**Short task:**
Go through the entries below and print each one exactly, leaving out pictures.

Rows from a figure dataset
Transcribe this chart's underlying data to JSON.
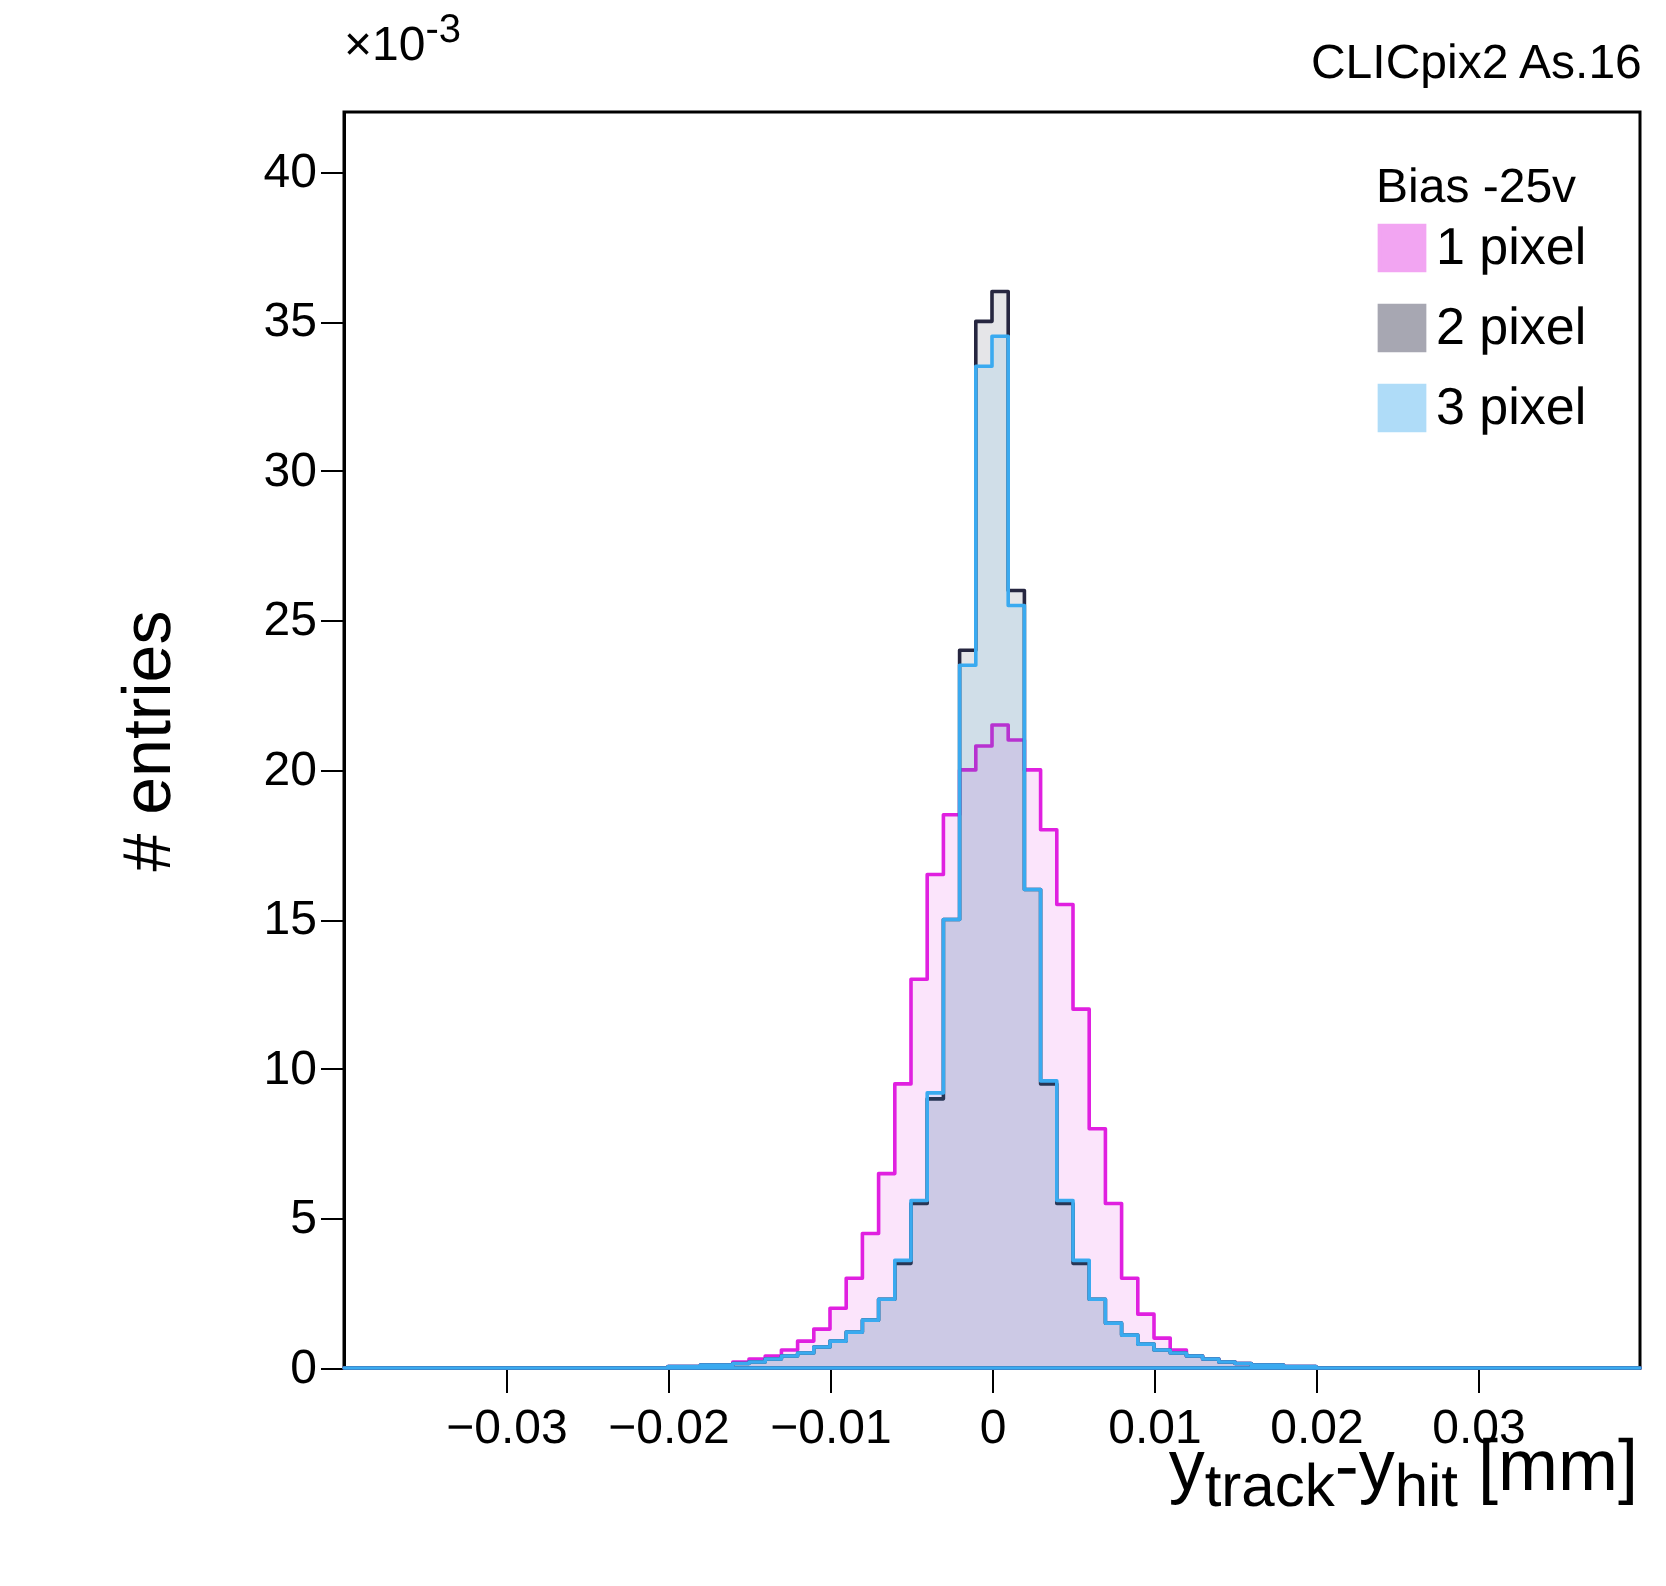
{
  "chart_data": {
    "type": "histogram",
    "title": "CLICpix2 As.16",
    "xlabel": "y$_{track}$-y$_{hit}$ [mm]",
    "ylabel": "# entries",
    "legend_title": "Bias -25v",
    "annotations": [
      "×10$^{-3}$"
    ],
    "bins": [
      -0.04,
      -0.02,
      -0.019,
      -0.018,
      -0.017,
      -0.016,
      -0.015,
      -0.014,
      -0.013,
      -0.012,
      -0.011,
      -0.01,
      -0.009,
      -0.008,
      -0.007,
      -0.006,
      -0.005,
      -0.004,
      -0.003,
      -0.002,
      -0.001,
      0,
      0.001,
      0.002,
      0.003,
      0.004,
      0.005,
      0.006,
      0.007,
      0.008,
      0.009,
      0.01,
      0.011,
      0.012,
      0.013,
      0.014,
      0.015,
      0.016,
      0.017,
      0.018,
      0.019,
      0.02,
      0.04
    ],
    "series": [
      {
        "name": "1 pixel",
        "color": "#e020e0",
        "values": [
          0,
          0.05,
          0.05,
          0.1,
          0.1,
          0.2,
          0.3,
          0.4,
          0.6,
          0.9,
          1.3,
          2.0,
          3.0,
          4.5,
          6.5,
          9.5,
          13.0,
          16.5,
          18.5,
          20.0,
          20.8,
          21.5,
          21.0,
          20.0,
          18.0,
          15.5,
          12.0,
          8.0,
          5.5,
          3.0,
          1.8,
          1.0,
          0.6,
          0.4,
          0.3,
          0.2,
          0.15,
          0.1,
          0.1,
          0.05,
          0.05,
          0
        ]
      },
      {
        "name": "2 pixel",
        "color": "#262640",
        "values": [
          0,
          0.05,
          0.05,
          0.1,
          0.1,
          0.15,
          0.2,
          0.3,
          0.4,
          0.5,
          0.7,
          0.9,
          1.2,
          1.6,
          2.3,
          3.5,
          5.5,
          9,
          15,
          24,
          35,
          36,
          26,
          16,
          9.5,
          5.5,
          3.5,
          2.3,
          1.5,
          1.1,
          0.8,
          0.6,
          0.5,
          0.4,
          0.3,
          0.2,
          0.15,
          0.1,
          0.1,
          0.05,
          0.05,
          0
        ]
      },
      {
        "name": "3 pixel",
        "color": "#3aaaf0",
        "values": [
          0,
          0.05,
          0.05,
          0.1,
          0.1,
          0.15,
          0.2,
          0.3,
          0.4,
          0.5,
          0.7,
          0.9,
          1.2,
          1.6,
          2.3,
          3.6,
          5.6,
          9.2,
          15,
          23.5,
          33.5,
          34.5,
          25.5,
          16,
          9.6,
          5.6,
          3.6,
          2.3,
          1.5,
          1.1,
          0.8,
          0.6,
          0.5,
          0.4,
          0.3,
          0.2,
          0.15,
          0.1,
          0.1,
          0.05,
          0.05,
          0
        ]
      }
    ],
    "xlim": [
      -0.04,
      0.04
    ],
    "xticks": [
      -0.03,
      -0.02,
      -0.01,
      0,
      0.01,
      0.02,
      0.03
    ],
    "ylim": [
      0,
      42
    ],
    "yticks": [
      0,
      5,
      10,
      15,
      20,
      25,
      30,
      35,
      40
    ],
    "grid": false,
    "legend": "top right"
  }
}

**The response:**
Transcribe this chart's underlying data to JSON.
{
  "chart_data": {
    "type": "histogram",
    "title": "CLICpix2 As.16",
    "xlabel": "y$_{track}$-y$_{hit}$ [mm]",
    "ylabel": "# entries",
    "legend_title": "Bias -25v",
    "annotations": [
      "×10$^{-3}$"
    ],
    "bins": [
      -0.04,
      -0.02,
      -0.019,
      -0.018,
      -0.017,
      -0.016,
      -0.015,
      -0.014,
      -0.013,
      -0.012,
      -0.011,
      -0.01,
      -0.009,
      -0.008,
      -0.007,
      -0.006,
      -0.005,
      -0.004,
      -0.003,
      -0.002,
      -0.001,
      0,
      0.001,
      0.002,
      0.003,
      0.004,
      0.005,
      0.006,
      0.007,
      0.008,
      0.009,
      0.01,
      0.011,
      0.012,
      0.013,
      0.014,
      0.015,
      0.016,
      0.017,
      0.018,
      0.019,
      0.02,
      0.04
    ],
    "series": [
      {
        "name": "1 pixel",
        "color": "#e020e0",
        "values": [
          0,
          0.05,
          0.05,
          0.1,
          0.1,
          0.2,
          0.3,
          0.4,
          0.6,
          0.9,
          1.3,
          2.0,
          3.0,
          4.5,
          6.5,
          9.5,
          13.0,
          16.5,
          18.5,
          20.0,
          20.8,
          21.5,
          21.0,
          20.0,
          18.0,
          15.5,
          12.0,
          8.0,
          5.5,
          3.0,
          1.8,
          1.0,
          0.6,
          0.4,
          0.3,
          0.2,
          0.15,
          0.1,
          0.1,
          0.05,
          0.05,
          0
        ]
      },
      {
        "name": "2 pixel",
        "color": "#262640",
        "values": [
          0,
          0.05,
          0.05,
          0.1,
          0.1,
          0.15,
          0.2,
          0.3,
          0.4,
          0.5,
          0.7,
          0.9,
          1.2,
          1.6,
          2.3,
          3.5,
          5.5,
          9,
          15,
          24,
          35,
          36,
          26,
          16,
          9.5,
          5.5,
          3.5,
          2.3,
          1.5,
          1.1,
          0.8,
          0.6,
          0.5,
          0.4,
          0.3,
          0.2,
          0.15,
          0.1,
          0.1,
          0.05,
          0.05,
          0
        ]
      },
      {
        "name": "3 pixel",
        "color": "#3aaaf0",
        "values": [
          0,
          0.05,
          0.05,
          0.1,
          0.1,
          0.15,
          0.2,
          0.3,
          0.4,
          0.5,
          0.7,
          0.9,
          1.2,
          1.6,
          2.3,
          3.6,
          5.6,
          9.2,
          15,
          23.5,
          33.5,
          34.5,
          25.5,
          16,
          9.6,
          5.6,
          3.6,
          2.3,
          1.5,
          1.1,
          0.8,
          0.6,
          0.5,
          0.4,
          0.3,
          0.2,
          0.15,
          0.1,
          0.1,
          0.05,
          0.05,
          0
        ]
      }
    ],
    "xlim": [
      -0.04,
      0.04
    ],
    "xticks": [
      -0.03,
      -0.02,
      -0.01,
      0,
      0.01,
      0.02,
      0.03
    ],
    "ylim": [
      0,
      42
    ],
    "yticks": [
      0,
      5,
      10,
      15,
      20,
      25,
      30,
      35,
      40
    ],
    "grid": false,
    "legend": "top right"
  }
}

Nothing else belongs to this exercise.